* [OBJECTIF DE LA TÂCHE]
Dans le texte sur les études de médecine, recopiez mot pour mot le passage qui s’ouvre sur les mots contenant « Le médecin généraliste » et se clôt sur « quel avantage ? ».

* [TEXTE PRÉSENTÉ]

Les urgences ferment la nuit à Moissac : les urgentistes en sous-effectif sont débordés par l’afflux des consultants que la désertification médicale fait se rabattre sur leur service. Ce qui se passe à Moissac se voit maintenant en bien des lieux affectés du même mal.
Le médecin généraliste en devenant Spécialiste de médecine générale (oxymore) a fait disparaître l’homme du praticien qui faisait le bonheur des familles et limiter le recours aux urgences. La durée des études médicales, dont l’accès privilégie les baccalauréats scientifiques, a été prolongée à 10 ans ! Pour quel avantage ?
Auparavant, l’accès était conditionné par l’obtention du P.C.B. (certificat de physique, chimie, biologie) délivré par la faculté des sciences, à la portée des littéraires. Après quoi, les études de base en vue du doctorat en médecine duraient six ans, exigeant la présence le matin à l’hôpital pour un enseignement clinique validé en fin de stage, les après-midi étant réservés aux cours et travaux pratiques. Cinq ans durant, tous les matins à l’hôpital (...) Et pour couronner le tout, une sixième année d’internat dans un service hospitalier.
L’étudiant faisait ainsi valablement le tour de la pathologie usuelle nécessaire pour exercer en omnipraticien. Sous ce régime, les étudiants de 5e année étaient autorisés à effectuer les remplacements dont l’offre ne manquait pas. C’est ainsi, que élève de l’école du service de santé militaire, je fus soumis à cette scolarité dans les hôpitaux de Lyon, puis Paris. Reçu docteur en médecine en 1954, je fus à même de mettre au monde mes enfants et de les soigner lorsqu’il le fallait.

* [Entrées tirées d’une collection]
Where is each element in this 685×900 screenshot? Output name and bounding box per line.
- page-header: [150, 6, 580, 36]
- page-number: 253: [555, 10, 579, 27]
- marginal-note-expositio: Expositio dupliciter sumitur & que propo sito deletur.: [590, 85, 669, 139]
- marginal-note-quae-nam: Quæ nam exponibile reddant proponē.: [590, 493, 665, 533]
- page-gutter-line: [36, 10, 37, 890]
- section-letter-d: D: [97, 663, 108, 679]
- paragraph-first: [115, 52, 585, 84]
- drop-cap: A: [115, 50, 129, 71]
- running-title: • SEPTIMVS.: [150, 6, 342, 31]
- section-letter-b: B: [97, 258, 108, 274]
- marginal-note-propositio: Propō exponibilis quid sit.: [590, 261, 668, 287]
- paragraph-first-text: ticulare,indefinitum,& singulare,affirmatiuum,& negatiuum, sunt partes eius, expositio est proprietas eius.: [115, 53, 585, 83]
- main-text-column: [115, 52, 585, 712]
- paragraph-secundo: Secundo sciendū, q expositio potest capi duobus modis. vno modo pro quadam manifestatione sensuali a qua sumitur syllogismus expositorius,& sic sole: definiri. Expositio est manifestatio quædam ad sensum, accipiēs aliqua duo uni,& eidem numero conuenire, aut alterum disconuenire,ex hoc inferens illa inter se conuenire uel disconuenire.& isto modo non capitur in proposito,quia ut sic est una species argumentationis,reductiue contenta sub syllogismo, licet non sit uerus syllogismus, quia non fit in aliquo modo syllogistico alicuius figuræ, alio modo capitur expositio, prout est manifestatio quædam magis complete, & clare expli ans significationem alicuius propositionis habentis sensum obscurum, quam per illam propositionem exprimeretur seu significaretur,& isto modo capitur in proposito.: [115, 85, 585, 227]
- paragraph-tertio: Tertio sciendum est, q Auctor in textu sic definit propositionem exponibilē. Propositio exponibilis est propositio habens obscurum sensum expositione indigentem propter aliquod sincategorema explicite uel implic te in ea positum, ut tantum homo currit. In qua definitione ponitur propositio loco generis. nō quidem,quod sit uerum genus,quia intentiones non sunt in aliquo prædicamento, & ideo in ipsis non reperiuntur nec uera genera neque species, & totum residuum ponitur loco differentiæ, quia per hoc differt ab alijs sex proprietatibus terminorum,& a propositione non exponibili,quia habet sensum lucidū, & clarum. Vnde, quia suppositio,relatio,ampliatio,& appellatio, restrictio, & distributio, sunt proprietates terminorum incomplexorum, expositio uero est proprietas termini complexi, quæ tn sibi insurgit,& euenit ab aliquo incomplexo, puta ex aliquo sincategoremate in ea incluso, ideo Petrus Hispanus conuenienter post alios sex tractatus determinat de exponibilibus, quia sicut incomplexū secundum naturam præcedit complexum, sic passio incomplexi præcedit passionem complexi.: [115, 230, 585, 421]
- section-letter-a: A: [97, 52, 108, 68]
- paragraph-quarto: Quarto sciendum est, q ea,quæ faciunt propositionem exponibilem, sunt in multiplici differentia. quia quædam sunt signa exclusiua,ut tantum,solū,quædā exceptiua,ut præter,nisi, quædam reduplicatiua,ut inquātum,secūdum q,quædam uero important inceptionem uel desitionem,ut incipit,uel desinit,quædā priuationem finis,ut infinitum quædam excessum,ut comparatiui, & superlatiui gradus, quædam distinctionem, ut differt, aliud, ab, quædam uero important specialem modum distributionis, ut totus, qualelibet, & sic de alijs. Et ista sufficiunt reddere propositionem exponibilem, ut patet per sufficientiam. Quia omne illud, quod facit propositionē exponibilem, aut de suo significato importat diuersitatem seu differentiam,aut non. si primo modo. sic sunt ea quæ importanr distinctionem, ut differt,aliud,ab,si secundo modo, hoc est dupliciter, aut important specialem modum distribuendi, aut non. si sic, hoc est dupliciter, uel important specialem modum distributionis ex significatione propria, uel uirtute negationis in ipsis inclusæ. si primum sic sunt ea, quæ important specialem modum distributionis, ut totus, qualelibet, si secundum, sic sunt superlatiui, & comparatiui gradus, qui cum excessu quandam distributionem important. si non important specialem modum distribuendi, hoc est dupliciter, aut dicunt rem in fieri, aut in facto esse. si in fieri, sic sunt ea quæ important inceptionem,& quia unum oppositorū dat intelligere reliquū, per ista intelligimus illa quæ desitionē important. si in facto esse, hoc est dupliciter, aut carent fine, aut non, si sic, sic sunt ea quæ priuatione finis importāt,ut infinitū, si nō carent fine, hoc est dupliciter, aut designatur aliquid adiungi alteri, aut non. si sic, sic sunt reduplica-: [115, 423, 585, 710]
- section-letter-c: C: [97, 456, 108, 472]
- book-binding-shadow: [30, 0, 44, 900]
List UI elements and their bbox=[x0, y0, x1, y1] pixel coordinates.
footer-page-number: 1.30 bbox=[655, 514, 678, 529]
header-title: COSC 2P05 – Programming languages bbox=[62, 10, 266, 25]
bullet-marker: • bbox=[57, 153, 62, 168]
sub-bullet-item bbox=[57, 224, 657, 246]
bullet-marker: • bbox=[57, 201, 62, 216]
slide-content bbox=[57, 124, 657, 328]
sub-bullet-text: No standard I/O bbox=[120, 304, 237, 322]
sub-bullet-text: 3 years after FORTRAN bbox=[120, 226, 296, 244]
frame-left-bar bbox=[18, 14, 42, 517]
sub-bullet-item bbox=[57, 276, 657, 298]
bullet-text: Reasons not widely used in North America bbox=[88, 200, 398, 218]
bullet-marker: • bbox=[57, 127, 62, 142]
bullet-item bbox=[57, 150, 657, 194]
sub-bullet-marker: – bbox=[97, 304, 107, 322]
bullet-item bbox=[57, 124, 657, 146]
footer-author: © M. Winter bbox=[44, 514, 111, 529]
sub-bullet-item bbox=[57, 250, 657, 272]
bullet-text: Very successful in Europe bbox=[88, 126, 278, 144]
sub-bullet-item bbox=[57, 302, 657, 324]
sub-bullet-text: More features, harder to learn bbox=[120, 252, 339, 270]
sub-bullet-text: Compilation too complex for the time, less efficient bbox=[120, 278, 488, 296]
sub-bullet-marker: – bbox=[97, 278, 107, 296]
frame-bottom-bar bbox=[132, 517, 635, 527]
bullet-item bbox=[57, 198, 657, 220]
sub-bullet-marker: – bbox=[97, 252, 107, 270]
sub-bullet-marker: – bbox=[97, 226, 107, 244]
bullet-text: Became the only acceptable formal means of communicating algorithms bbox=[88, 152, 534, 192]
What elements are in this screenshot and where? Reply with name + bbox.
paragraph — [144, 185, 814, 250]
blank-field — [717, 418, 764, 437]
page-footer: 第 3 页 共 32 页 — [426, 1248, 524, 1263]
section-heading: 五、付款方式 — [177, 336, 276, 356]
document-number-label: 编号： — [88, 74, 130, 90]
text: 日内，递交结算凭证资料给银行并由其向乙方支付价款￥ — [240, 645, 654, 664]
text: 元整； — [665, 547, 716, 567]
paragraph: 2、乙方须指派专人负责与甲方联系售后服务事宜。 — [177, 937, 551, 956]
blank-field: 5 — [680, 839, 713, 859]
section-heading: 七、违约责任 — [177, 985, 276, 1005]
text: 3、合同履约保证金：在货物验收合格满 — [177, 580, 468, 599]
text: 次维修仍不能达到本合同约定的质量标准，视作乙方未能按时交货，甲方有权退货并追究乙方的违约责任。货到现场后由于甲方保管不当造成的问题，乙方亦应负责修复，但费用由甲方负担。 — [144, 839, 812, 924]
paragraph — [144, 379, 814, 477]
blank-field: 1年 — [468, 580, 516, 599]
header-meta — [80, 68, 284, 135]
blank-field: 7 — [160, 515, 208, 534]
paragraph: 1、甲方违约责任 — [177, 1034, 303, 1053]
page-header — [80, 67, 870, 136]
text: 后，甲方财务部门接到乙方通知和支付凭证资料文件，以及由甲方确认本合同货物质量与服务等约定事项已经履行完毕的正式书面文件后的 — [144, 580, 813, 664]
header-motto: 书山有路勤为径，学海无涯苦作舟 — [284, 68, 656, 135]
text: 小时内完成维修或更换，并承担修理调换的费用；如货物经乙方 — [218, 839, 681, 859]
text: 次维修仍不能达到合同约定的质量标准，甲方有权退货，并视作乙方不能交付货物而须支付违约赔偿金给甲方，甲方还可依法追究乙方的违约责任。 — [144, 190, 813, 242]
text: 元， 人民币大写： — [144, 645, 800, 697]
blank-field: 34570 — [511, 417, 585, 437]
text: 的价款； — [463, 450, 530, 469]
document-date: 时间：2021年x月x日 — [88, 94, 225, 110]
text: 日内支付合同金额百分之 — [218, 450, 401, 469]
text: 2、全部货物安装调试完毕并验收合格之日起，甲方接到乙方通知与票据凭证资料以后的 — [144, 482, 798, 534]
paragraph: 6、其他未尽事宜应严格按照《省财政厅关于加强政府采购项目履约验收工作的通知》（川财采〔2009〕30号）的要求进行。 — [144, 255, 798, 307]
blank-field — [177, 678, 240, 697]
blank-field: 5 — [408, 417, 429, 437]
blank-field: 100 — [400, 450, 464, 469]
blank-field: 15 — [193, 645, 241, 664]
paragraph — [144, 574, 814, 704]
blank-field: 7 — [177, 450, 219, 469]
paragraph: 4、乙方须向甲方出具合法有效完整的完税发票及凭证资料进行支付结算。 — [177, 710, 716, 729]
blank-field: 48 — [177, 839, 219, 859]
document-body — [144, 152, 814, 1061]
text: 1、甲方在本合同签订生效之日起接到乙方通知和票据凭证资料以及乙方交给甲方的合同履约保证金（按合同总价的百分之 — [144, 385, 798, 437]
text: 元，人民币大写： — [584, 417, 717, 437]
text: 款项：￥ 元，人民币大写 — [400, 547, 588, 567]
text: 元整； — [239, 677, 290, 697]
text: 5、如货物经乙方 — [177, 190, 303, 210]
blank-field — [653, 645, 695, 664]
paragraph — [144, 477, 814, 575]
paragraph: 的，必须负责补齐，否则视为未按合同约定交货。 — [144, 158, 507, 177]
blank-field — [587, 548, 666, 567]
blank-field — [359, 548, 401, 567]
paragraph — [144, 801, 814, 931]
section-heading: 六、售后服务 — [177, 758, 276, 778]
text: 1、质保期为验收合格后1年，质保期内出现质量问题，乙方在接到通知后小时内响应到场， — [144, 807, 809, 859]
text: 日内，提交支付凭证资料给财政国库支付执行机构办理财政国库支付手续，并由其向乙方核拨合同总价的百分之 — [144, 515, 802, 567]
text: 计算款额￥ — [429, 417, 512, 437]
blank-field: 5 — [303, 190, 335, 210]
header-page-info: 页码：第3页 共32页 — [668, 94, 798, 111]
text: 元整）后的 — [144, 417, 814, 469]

* [RÉSULTAT DE L’EXERCICE]
Le médecin généraliste en devenant Spécialiste de médecine générale (oxymore) a fait disparaître l’homme du praticien qui faisait le bonheur des familles et limiter le recours aux urgences. La durée des études médicales, dont l’accès privilégie les baccalauréats scientifiques, a été prolongée à 10 ans ! Pour quel avantage ?